- RECORDS FOR PROCESSING -
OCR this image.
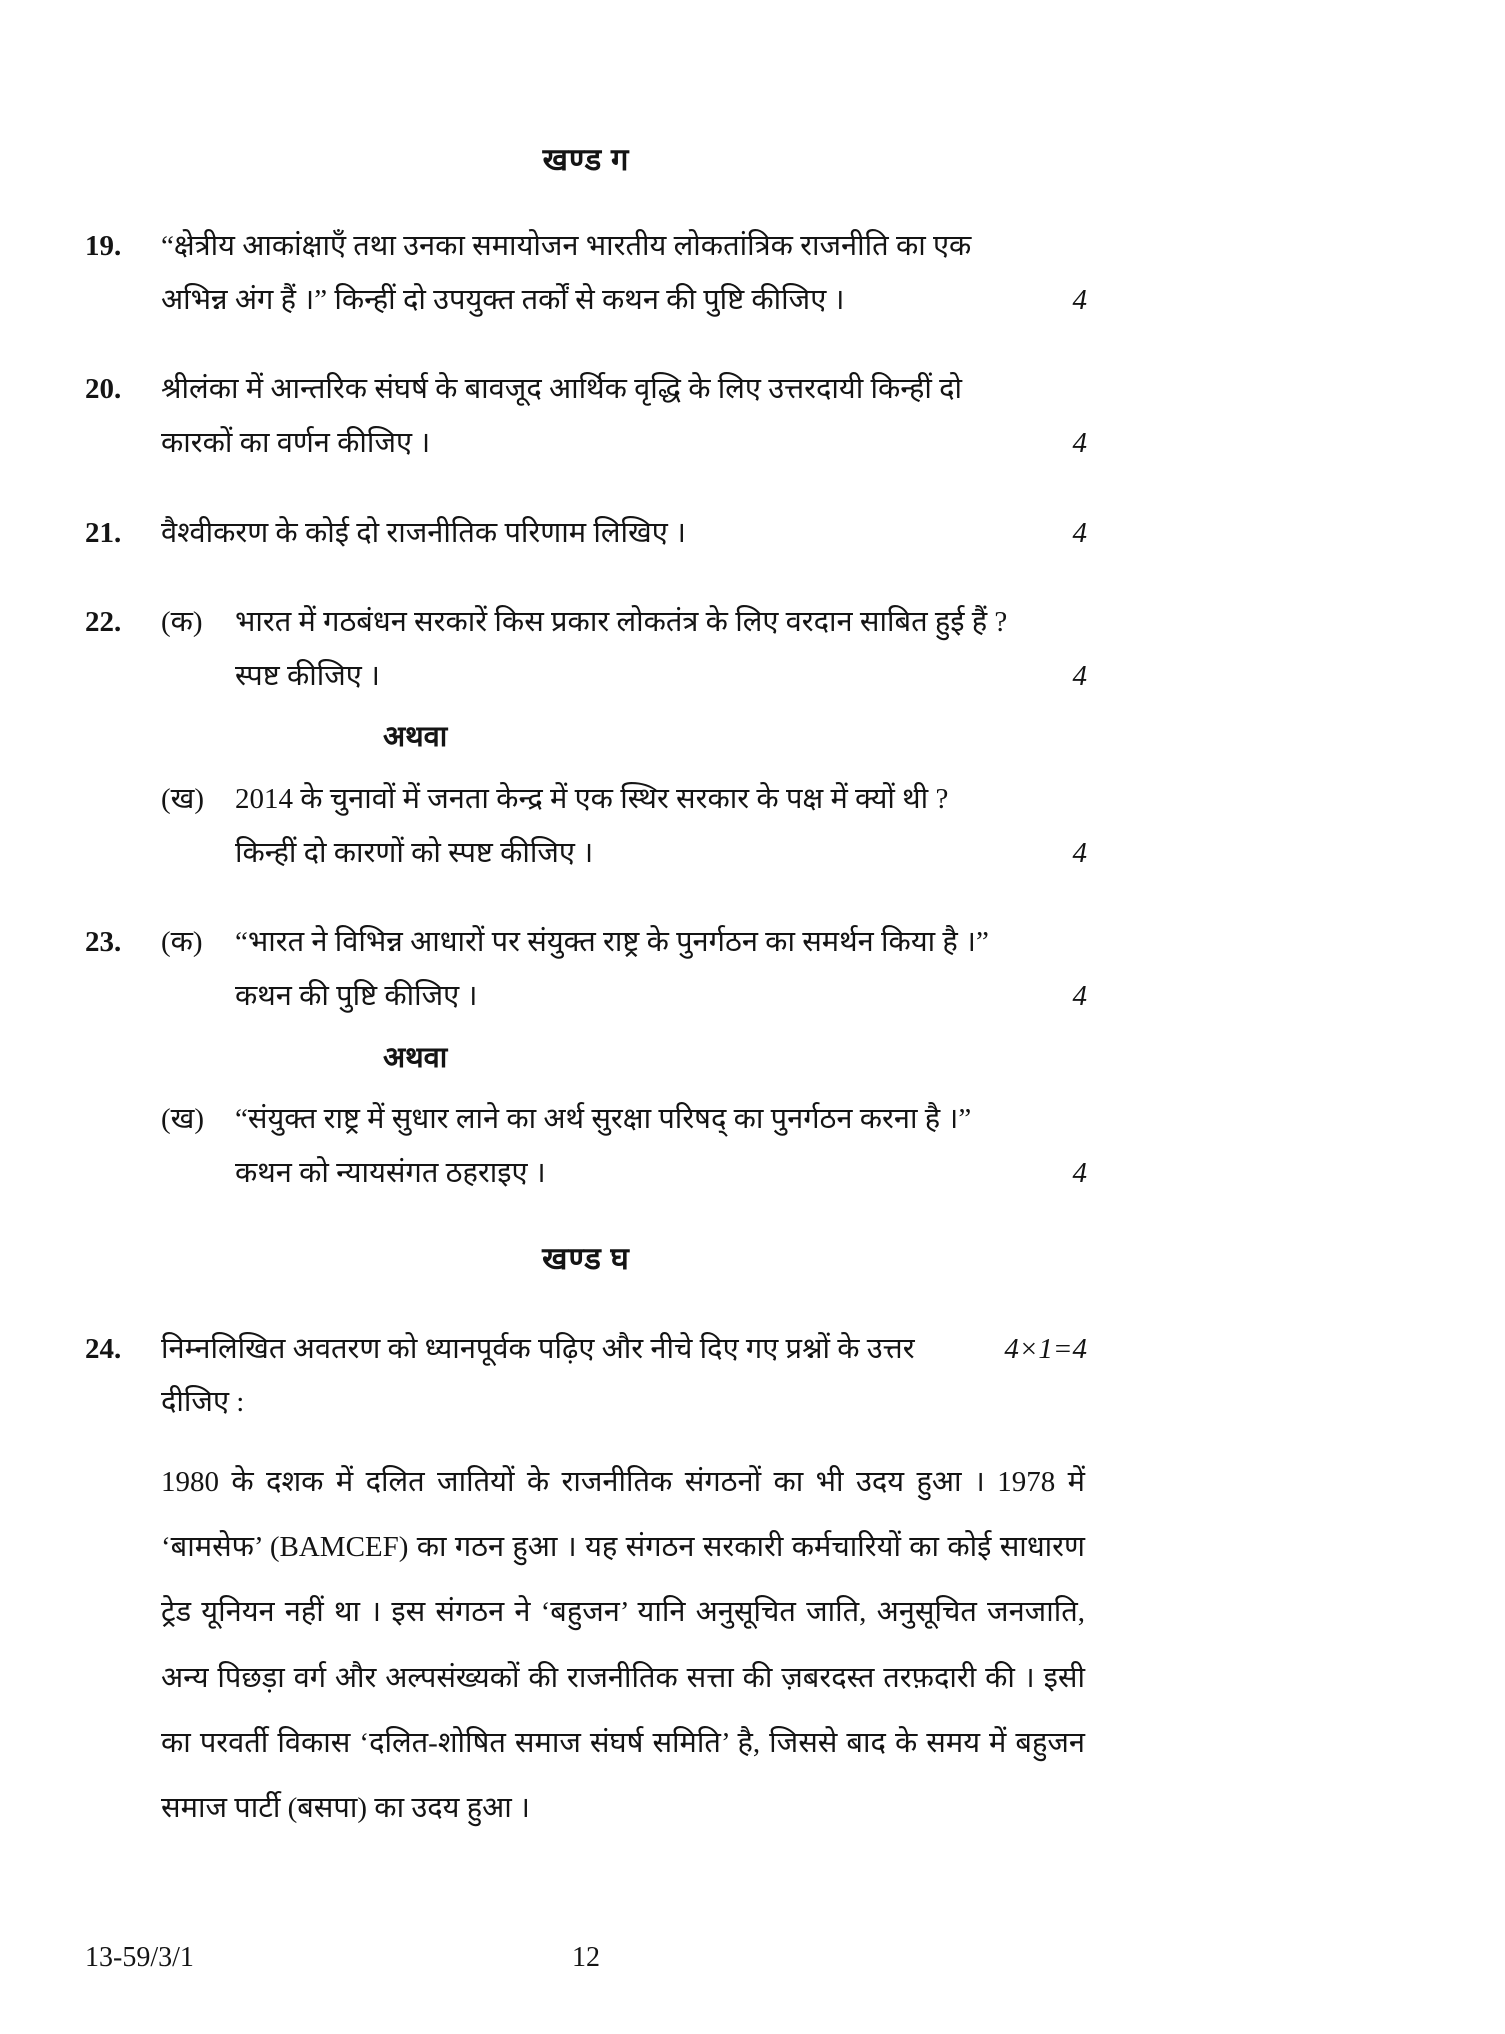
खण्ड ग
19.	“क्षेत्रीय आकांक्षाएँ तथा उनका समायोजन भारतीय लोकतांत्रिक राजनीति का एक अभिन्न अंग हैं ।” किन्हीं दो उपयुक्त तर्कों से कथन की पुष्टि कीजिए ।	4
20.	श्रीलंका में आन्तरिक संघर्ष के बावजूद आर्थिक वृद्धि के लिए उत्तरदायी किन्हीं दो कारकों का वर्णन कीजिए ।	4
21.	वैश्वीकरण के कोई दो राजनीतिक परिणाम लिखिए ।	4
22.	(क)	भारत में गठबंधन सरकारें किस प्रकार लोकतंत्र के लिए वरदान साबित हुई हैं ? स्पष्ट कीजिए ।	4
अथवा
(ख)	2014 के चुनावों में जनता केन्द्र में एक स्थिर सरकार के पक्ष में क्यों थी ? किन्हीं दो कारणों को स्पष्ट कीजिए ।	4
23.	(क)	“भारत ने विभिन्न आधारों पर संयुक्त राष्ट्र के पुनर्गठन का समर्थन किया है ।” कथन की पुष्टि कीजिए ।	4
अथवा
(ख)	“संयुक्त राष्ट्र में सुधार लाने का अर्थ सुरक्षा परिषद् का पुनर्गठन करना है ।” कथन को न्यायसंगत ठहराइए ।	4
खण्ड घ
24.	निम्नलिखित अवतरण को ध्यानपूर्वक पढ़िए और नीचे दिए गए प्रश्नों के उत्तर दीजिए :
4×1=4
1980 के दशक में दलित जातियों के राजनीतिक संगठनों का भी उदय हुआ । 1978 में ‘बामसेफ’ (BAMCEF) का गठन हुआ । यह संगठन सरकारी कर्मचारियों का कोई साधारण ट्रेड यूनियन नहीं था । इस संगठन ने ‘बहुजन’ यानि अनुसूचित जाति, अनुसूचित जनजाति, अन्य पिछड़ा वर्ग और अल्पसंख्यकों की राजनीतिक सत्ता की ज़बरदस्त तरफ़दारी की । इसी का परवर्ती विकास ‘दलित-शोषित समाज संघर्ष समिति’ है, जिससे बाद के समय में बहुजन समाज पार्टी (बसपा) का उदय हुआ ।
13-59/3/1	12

...

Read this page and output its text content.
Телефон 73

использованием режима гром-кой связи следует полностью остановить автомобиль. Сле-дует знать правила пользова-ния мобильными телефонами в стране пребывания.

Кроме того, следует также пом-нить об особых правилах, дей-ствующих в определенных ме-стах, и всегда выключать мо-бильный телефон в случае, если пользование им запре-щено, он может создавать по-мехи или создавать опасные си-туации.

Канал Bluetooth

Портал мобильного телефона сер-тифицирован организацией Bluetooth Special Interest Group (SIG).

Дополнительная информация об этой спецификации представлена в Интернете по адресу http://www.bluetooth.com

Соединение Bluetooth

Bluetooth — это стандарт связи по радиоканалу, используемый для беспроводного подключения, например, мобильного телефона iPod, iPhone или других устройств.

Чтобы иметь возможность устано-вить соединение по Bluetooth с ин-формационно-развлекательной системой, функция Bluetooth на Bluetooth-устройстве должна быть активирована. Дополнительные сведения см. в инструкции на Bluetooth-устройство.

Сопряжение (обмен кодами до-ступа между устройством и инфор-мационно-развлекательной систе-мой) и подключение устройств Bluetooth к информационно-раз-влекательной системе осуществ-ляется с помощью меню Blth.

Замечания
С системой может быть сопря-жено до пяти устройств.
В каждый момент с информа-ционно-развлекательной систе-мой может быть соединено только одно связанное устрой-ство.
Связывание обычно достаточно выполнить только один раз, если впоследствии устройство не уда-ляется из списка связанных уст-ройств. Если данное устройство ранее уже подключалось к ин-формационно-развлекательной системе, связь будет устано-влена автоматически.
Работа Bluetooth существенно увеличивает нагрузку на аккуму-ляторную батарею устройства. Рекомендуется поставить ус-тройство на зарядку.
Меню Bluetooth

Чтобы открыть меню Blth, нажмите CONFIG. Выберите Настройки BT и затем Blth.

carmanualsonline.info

- TASK GOAL -
Indicate how many lines of the material include the word "если"; the number alone is required.

- OUTPUT FOR THIS TASK -
2